--- Begin ---

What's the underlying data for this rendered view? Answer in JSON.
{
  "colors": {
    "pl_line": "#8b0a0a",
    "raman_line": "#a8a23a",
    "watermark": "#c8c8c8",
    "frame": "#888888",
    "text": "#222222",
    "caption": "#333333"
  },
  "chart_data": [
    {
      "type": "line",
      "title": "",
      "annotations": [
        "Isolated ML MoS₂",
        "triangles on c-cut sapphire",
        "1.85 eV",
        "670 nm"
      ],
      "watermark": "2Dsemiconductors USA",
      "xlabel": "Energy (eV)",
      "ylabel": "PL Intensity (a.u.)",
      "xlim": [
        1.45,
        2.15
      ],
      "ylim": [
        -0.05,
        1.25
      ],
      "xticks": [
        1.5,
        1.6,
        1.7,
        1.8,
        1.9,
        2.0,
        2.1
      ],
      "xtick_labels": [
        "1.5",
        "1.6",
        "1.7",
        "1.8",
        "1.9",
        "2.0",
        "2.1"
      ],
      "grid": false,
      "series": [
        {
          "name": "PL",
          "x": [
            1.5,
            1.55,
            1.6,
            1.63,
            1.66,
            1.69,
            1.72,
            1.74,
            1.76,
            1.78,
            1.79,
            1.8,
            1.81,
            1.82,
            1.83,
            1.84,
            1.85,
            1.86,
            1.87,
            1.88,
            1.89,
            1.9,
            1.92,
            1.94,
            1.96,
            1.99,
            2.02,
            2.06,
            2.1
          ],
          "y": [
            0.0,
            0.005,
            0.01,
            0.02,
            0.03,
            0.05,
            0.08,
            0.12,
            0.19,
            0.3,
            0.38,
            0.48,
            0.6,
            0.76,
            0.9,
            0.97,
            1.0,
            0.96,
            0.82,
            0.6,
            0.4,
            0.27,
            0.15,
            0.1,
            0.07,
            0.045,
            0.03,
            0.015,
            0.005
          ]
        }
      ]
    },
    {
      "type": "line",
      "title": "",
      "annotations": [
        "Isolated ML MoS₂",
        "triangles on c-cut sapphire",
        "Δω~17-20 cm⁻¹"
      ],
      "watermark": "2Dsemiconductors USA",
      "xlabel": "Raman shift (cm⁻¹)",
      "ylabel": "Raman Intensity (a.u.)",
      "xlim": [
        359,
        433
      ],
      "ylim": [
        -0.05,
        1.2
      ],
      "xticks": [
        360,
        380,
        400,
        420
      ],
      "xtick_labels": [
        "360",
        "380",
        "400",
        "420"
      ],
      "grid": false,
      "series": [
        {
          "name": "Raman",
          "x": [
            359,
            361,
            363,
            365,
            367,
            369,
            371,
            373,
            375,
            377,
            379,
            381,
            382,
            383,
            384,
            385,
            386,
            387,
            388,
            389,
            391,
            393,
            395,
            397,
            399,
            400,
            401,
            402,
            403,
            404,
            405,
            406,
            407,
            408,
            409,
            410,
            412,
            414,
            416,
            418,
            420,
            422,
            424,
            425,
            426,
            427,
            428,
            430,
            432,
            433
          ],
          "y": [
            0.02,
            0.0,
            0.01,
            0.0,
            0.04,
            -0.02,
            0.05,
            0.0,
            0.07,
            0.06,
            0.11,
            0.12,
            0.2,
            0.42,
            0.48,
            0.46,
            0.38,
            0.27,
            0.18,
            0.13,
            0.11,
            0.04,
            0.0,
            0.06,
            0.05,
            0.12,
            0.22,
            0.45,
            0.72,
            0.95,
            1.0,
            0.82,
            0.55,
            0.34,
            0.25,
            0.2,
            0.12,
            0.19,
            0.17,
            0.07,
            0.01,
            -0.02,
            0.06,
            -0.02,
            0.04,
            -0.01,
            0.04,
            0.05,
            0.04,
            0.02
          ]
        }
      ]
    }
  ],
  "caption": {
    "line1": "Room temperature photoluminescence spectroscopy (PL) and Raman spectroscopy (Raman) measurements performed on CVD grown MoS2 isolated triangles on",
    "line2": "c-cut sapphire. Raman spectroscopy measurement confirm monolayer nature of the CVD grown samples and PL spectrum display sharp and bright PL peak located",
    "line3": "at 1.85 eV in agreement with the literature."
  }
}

--- End ---

■ EXERCISE
Produce an exact copy of every entry above.

■ SOLUTION TO THE PROBLEM
What's the underlying data for this rendered view? Answer in JSON.
{
  "colors": {
    "pl_line": "#8b0a0a",
    "raman_line": "#a8a23a",
    "watermark": "#c8c8c8",
    "frame": "#888888",
    "text": "#222222",
    "caption": "#333333"
  },
  "chart_data": [
    {
      "type": "line",
      "title": "",
      "annotations": [
        "Isolated ML MoS₂",
        "triangles on c-cut sapphire",
        "1.85 eV",
        "670 nm"
      ],
      "watermark": "2Dsemiconductors USA",
      "xlabel": "Energy (eV)",
      "ylabel": "PL Intensity (a.u.)",
      "xlim": [
        1.45,
        2.15
      ],
      "ylim": [
        -0.05,
        1.25
      ],
      "xticks": [
        1.5,
        1.6,
        1.7,
        1.8,
        1.9,
        2.0,
        2.1
      ],
      "xtick_labels": [
        "1.5",
        "1.6",
        "1.7",
        "1.8",
        "1.9",
        "2.0",
        "2.1"
      ],
      "grid": false,
      "series": [
        {
          "name": "PL",
          "x": [
            1.5,
            1.55,
            1.6,
            1.63,
            1.66,
            1.69,
            1.72,
            1.74,
            1.76,
            1.78,
            1.79,
            1.8,
            1.81,
            1.82,
            1.83,
            1.84,
            1.85,
            1.86,
            1.87,
            1.88,
            1.89,
            1.9,
            1.92,
            1.94,
            1.96,
            1.99,
            2.02,
            2.06,
            2.1
          ],
          "y": [
            0.0,
            0.005,
            0.01,
            0.02,
            0.03,
            0.05,
            0.08,
            0.12,
            0.19,
            0.3,
            0.38,
            0.48,
            0.6,
            0.76,
            0.9,
            0.97,
            1.0,
            0.96,
            0.82,
            0.6,
            0.4,
            0.27,
            0.15,
            0.1,
            0.07,
            0.045,
            0.03,
            0.015,
            0.005
          ]
        }
      ]
    },
    {
      "type": "line",
      "title": "",
      "annotations": [
        "Isolated ML MoS₂",
        "triangles on c-cut sapphire",
        "Δω~17-20 cm⁻¹"
      ],
      "watermark": "2Dsemiconductors USA",
      "xlabel": "Raman shift (cm⁻¹)",
      "ylabel": "Raman Intensity (a.u.)",
      "xlim": [
        359,
        433
      ],
      "ylim": [
        -0.05,
        1.2
      ],
      "xticks": [
        360,
        380,
        400,
        420
      ],
      "xtick_labels": [
        "360",
        "380",
        "400",
        "420"
      ],
      "grid": false,
      "series": [
        {
          "name": "Raman",
          "x": [
            359,
            361,
            363,
            365,
            367,
            369,
            371,
            373,
            375,
            377,
            379,
            381,
            382,
            383,
            384,
            385,
            386,
            387,
            388,
            389,
            391,
            393,
            395,
            397,
            399,
            400,
            401,
            402,
            403,
            404,
            405,
            406,
            407,
            408,
            409,
            410,
            412,
            414,
            416,
            418,
            420,
            422,
            424,
            425,
            426,
            427,
            428,
            430,
            432,
            433
          ],
          "y": [
            0.02,
            0.0,
            0.01,
            0.0,
            0.04,
            -0.02,
            0.05,
            0.0,
            0.07,
            0.06,
            0.11,
            0.12,
            0.2,
            0.42,
            0.48,
            0.46,
            0.38,
            0.27,
            0.18,
            0.13,
            0.11,
            0.04,
            0.0,
            0.06,
            0.05,
            0.12,
            0.22,
            0.45,
            0.72,
            0.95,
            1.0,
            0.82,
            0.55,
            0.34,
            0.25,
            0.2,
            0.12,
            0.19,
            0.17,
            0.07,
            0.01,
            -0.02,
            0.06,
            -0.02,
            0.04,
            -0.01,
            0.04,
            0.05,
            0.04,
            0.02
          ]
        }
      ]
    }
  ],
  "caption": {
    "line1": "Room temperature photoluminescence spectroscopy (PL) and Raman spectroscopy (Raman) measurements performed on CVD grown MoS2 isolated triangles on",
    "line2": "c-cut sapphire. Raman spectroscopy measurement confirm monolayer nature of the CVD grown samples and PL spectrum display sharp and bright PL peak located",
    "line3": "at 1.85 eV in agreement with the literature."
  }
}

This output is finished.